_The exercise_
Quote all of the data that follows exactly as written, skipping the images.

_Data section_
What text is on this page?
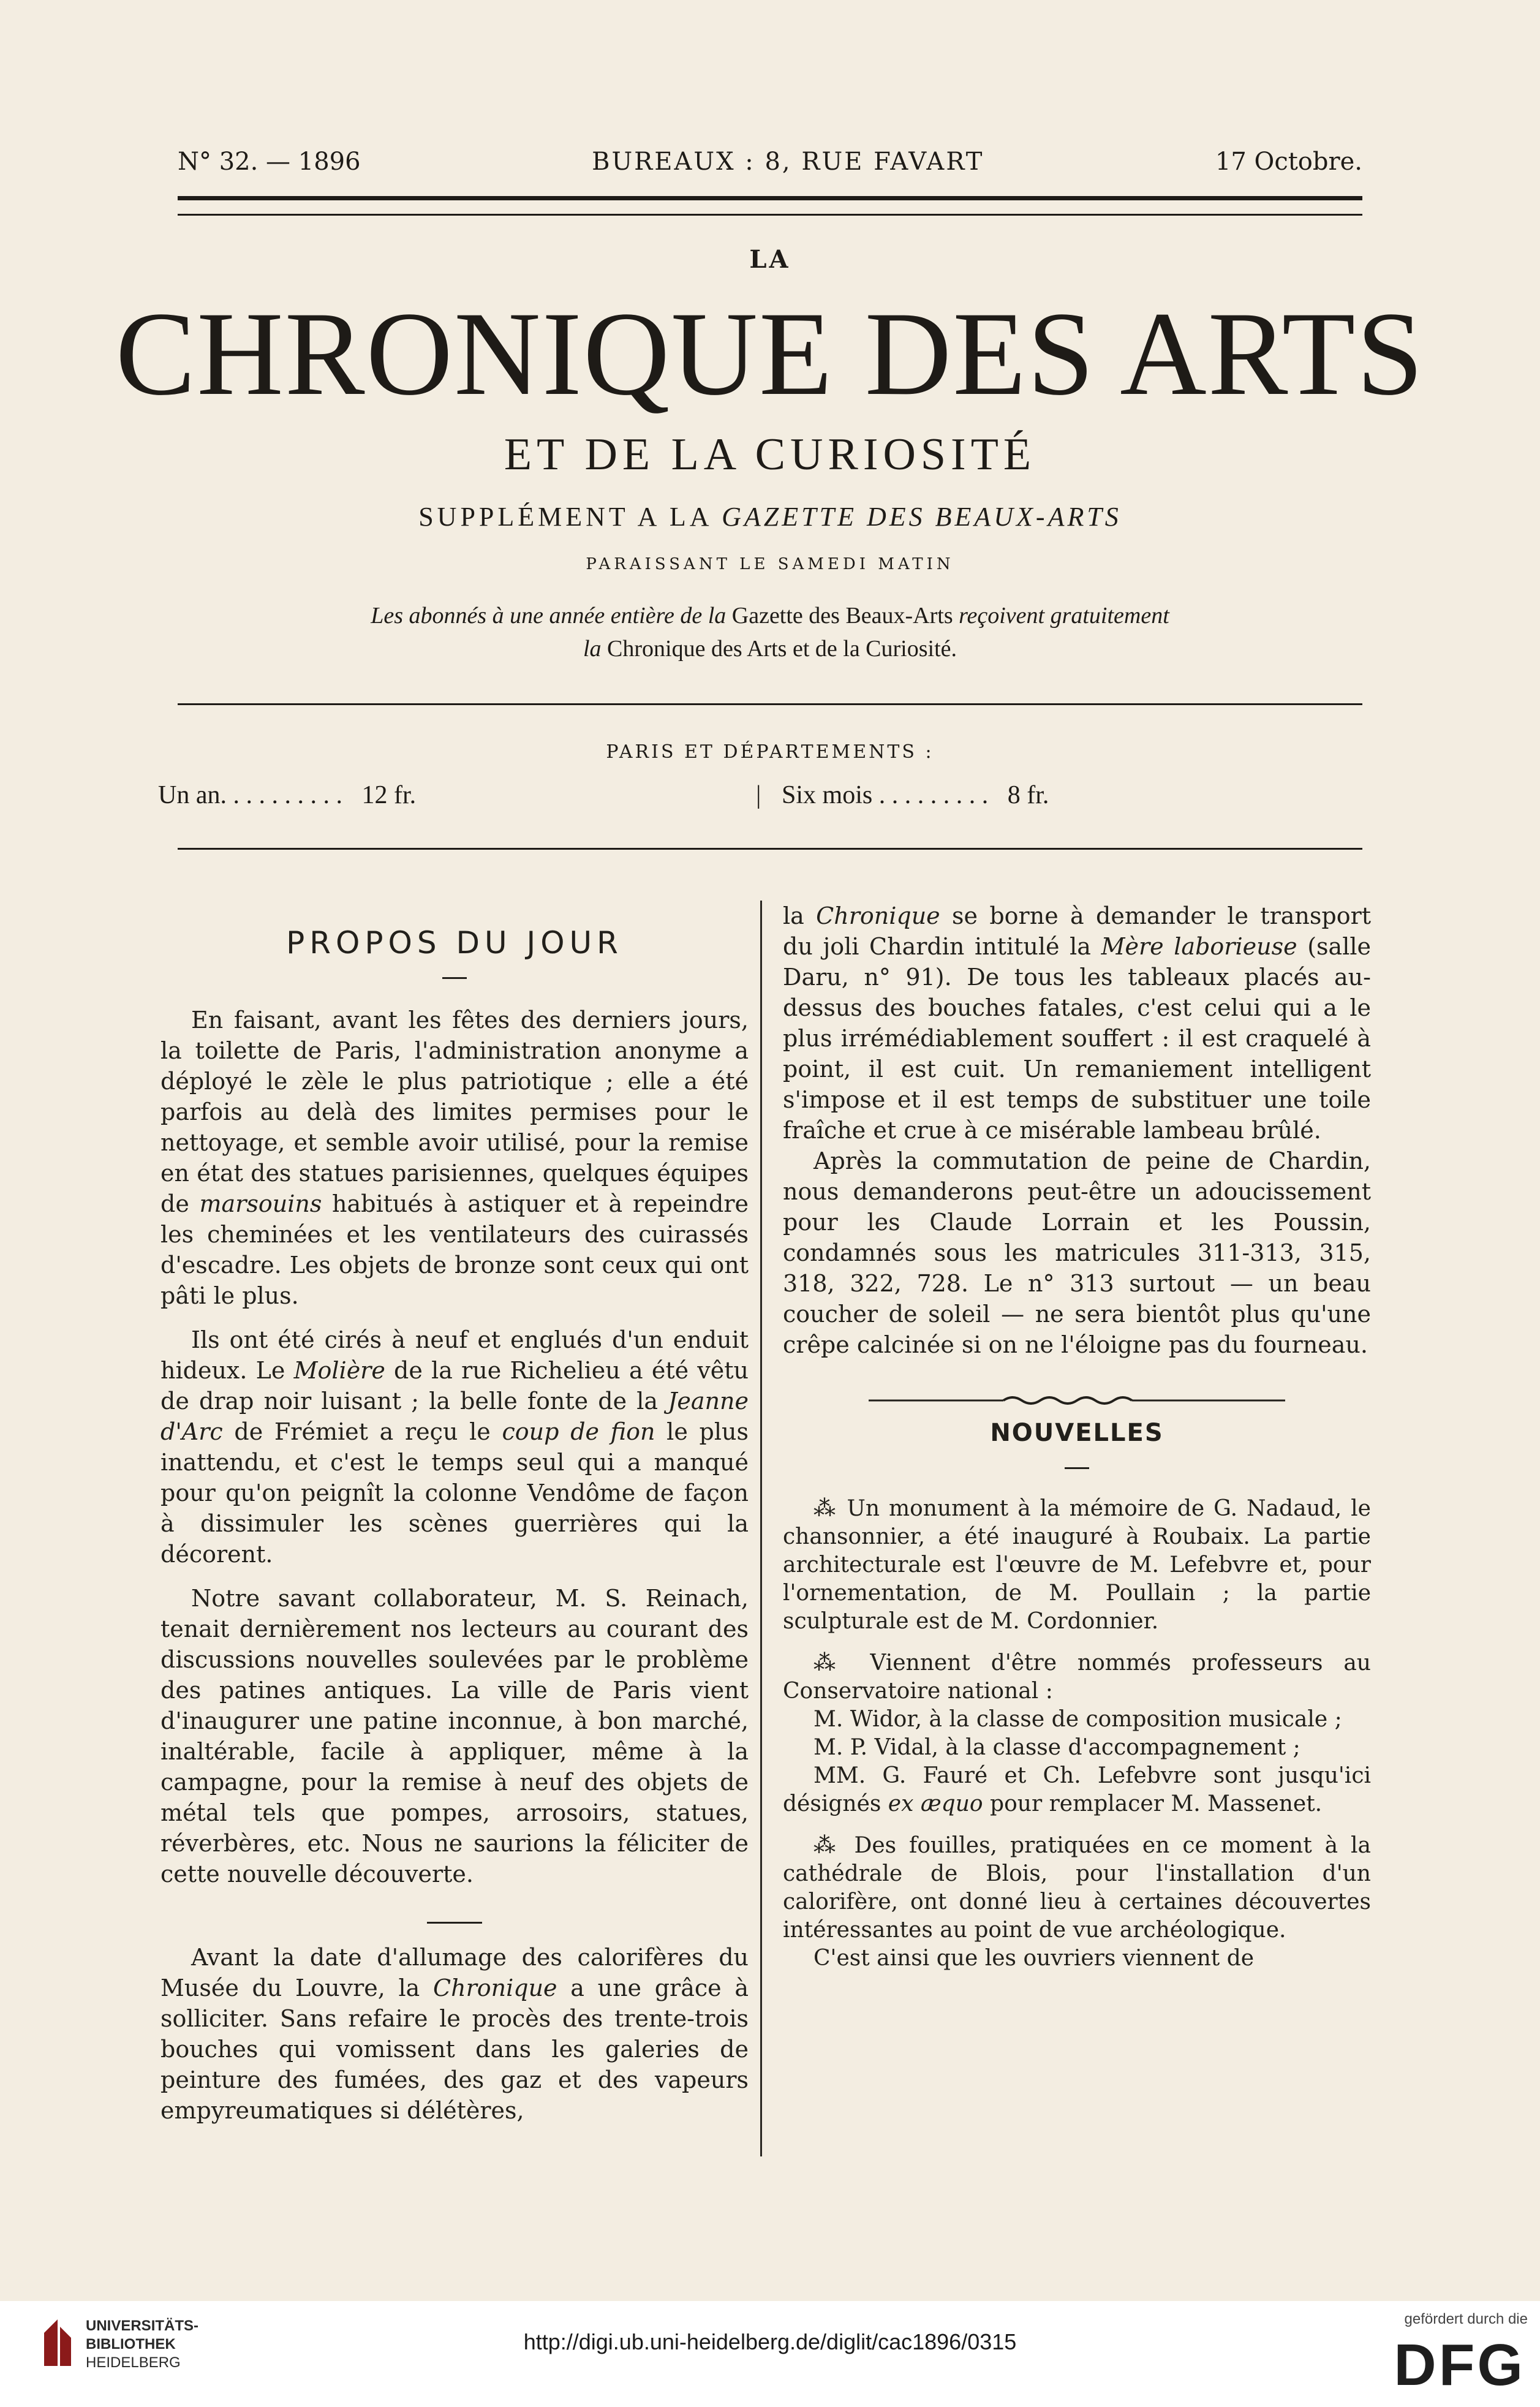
N° 32. — 1896	BUREAUX : 8, RUE FAVART	17 Octobre.
LA
CHRONIQUE DES ARTS
ET DE LA CURIOSITÉ
SUPPLÉMENT A LA GAZETTE DES BEAUX-ARTS
PARAISSANT LE SAMEDI MATIN
Les abonnés à une année entière de la Gazette des Beaux-Arts reçoivent gratuitement
la Chronique des Arts et de la Curiosité.
PARIS ET DÉPARTEMENTS :
Un an. . . . . . . . . .   12 fr.	| Six mois . . . . . . . . .   8 fr.
PROPOS DU JOUR

En faisant, avant les fêtes des derniers jours, la toilette de Paris, l'administration anonyme a déployé le zèle le plus patriotique ; elle a été parfois au delà des limites permises pour le nettoyage, et semble avoir utilisé, pour la remise en état des statues parisiennes, quelques équipes de marsouins habitués à astiquer et à repeindre les cheminées et les ventilateurs des cuirassés d'escadre. Les objets de bronze sont ceux qui ont pâti le plus.

Ils ont été cirés à neuf et englués d'un enduit hideux. Le Molière de la rue Richelieu a été vêtu de drap noir luisant ; la belle fonte de la Jeanne d'Arc de Frémiet a reçu le coup de fion le plus inattendu, et c'est le temps seul qui a manqué pour qu'on peignît la colonne Vendôme de façon à dissimuler les scènes guerrières qui la décorent.

Notre savant collaborateur, M. S. Reinach, tenait dernièrement nos lecteurs au courant des discussions nouvelles soulevées par le problème des patines antiques. La ville de Paris vient d'inaugurer une patine inconnue, à bon marché, inaltérable, facile à appliquer, même à la campagne, pour la remise à neuf des objets de métal tels que pompes, arrosoirs, statues, réverbères, etc. Nous ne saurions la féliciter de cette nouvelle découverte.

Avant la date d'allumage des calorifères du Musée du Louvre, la Chronique a une grâce à solliciter. Sans refaire le procès des trente-trois bouches qui vomissent dans les galeries de peinture des fumées, des gaz et des vapeurs empyreumatiques si délétères,

la Chronique se borne à demander le transport du joli Chardin intitulé la Mère laborieuse (salle Daru, n° 91). De tous les tableaux placés au-dessus des bouches fatales, c'est celui qui a le plus irrémédiablement souffert : il est craquelé à point, il est cuit. Un remaniement intelligent s'impose et il est temps de substituer une toile fraîche et crue à ce misérable lambeau brûlé.

Après la commutation de peine de Chardin, nous demanderons peut-être un adoucissement pour les Claude Lorrain et les Poussin, condamnés sous les matricules 311-313, 315, 318, 322, 728. Le n° 313 surtout — un beau coucher de soleil — ne sera bientôt plus qu'une crêpe calcinée si on ne l'éloigne pas du fourneau.

NOUVELLES

⁂ Un monument à la mémoire de G. Nadaud, le chansonnier, a été inauguré à Roubaix. La partie architecturale est l'œuvre de M. Lefebvre et, pour l'ornementation, de M. Poullain ; la partie sculpturale est de M. Cordonnier.

⁂ Viennent d'être nommés professeurs au Conservatoire national :

M. Widor, à la classe de composition musicale ;

M. P. Vidal, à la classe d'accompagnement ;

MM. G. Fauré et Ch. Lefebvre sont jusqu'ici désignés ex æquo pour remplacer M. Massenet.

⁂ Des fouilles, pratiquées en ce moment à la cathédrale de Blois, pour l'installation d'un calorifère, ont donné lieu à certaines découvertes intéressantes au point de vue archéologique.

C'est ainsi que les ouvriers viennent de

UNIVERSITÄTS-
BIBLIOTHEK
HEIDELBERG
http://digi.ub.uni-heidelberg.de/diglit/cac1896/0315
gefördert durch die
DFG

_Solution for this task_
What text is on this page?
N° 32. — 1896	BUREAUX : 8, RUE FAVART	17 Octobre.
LA
CHRONIQUE DES ARTS
ET DE LA CURIOSITÉ
SUPPLÉMENT A LA GAZETTE DES BEAUX-ARTS
PARAISSANT LE SAMEDI MATIN
Les abonnés à une année entière de la Gazette des Beaux-Arts reçoivent gratuitement
la Chronique des Arts et de la Curiosité.
PARIS ET DÉPARTEMENTS :
Un an. . . . . . . . . .   12 fr.	| Six mois . . . . . . . . .   8 fr.
PROPOS DU JOUR

En faisant, avant les fêtes des derniers jours, la toilette de Paris, l'administration anonyme a déployé le zèle le plus patriotique ; elle a été parfois au delà des limites permises pour le nettoyage, et semble avoir utilisé, pour la remise en état des statues parisiennes, quelques équipes de marsouins habitués à astiquer et à repeindre les cheminées et les ventilateurs des cuirassés d'escadre. Les objets de bronze sont ceux qui ont pâti le plus.

Ils ont été cirés à neuf et englués d'un enduit hideux. Le Molière de la rue Richelieu a été vêtu de drap noir luisant ; la belle fonte de la Jeanne d'Arc de Frémiet a reçu le coup de fion le plus inattendu, et c'est le temps seul qui a manqué pour qu'on peignît la colonne Vendôme de façon à dissimuler les scènes guerrières qui la décorent.

Notre savant collaborateur, M. S. Reinach, tenait dernièrement nos lecteurs au courant des discussions nouvelles soulevées par le problème des patines antiques. La ville de Paris vient d'inaugurer une patine inconnue, à bon marché, inaltérable, facile à appliquer, même à la campagne, pour la remise à neuf des objets de métal tels que pompes, arrosoirs, statues, réverbères, etc. Nous ne saurions la féliciter de cette nouvelle découverte.

Avant la date d'allumage des calorifères du Musée du Louvre, la Chronique a une grâce à solliciter. Sans refaire le procès des trente-trois bouches qui vomissent dans les galeries de peinture des fumées, des gaz et des vapeurs empyreumatiques si délétères,

la Chronique se borne à demander le transport du joli Chardin intitulé la Mère laborieuse (salle Daru, n° 91). De tous les tableaux placés au-dessus des bouches fatales, c'est celui qui a le plus irrémédiablement souffert : il est craquelé à point, il est cuit. Un remaniement intelligent s'impose et il est temps de substituer une toile fraîche et crue à ce misérable lambeau brûlé.

Après la commutation de peine de Chardin, nous demanderons peut-être un adoucissement pour les Claude Lorrain et les Poussin, condamnés sous les matricules 311-313, 315, 318, 322, 728. Le n° 313 surtout — un beau coucher de soleil — ne sera bientôt plus qu'une crêpe calcinée si on ne l'éloigne pas du fourneau.

NOUVELLES

⁂ Un monument à la mémoire de G. Nadaud, le chansonnier, a été inauguré à Roubaix. La partie architecturale est l'œuvre de M. Lefebvre et, pour l'ornementation, de M. Poullain ; la partie sculpturale est de M. Cordonnier.

⁂ Viennent d'être nommés professeurs au Conservatoire national :

M. Widor, à la classe de composition musicale ;

M. P. Vidal, à la classe d'accompagnement ;

MM. G. Fauré et Ch. Lefebvre sont jusqu'ici désignés ex æquo pour remplacer M. Massenet.

⁂ Des fouilles, pratiquées en ce moment à la cathédrale de Blois, pour l'installation d'un calorifère, ont donné lieu à certaines découvertes intéressantes au point de vue archéologique.

C'est ainsi que les ouvriers viennent de

UNIVERSITÄTS-
BIBLIOTHEK
HEIDELBERG
http://digi.ub.uni-heidelberg.de/diglit/cac1896/0315
gefördert durch die
DFG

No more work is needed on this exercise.